GIVEN PROBLEM
Please print every record below exactly as it appears.

MATERIAL FOR THE TASK
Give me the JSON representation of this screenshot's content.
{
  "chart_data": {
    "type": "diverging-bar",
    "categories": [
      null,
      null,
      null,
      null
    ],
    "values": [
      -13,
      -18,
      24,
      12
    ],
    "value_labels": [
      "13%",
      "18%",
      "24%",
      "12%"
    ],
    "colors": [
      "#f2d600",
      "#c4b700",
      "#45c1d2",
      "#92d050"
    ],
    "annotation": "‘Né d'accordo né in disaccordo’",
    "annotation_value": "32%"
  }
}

OUTPUT FOR THIS EXERCISE
Give me the JSON representation of this screenshot's content.
{
  "chart_data": {
    "type": "diverging-bar",
    "categories": [
      null,
      null,
      null,
      null
    ],
    "values": [
      -13,
      -18,
      24,
      12
    ],
    "value_labels": [
      "13%",
      "18%",
      "24%",
      "12%"
    ],
    "colors": [
      "#f2d600",
      "#c4b700",
      "#45c1d2",
      "#92d050"
    ],
    "annotation": "‘Né d'accordo né in disaccordo’",
    "annotation_value": "32%"
  }
}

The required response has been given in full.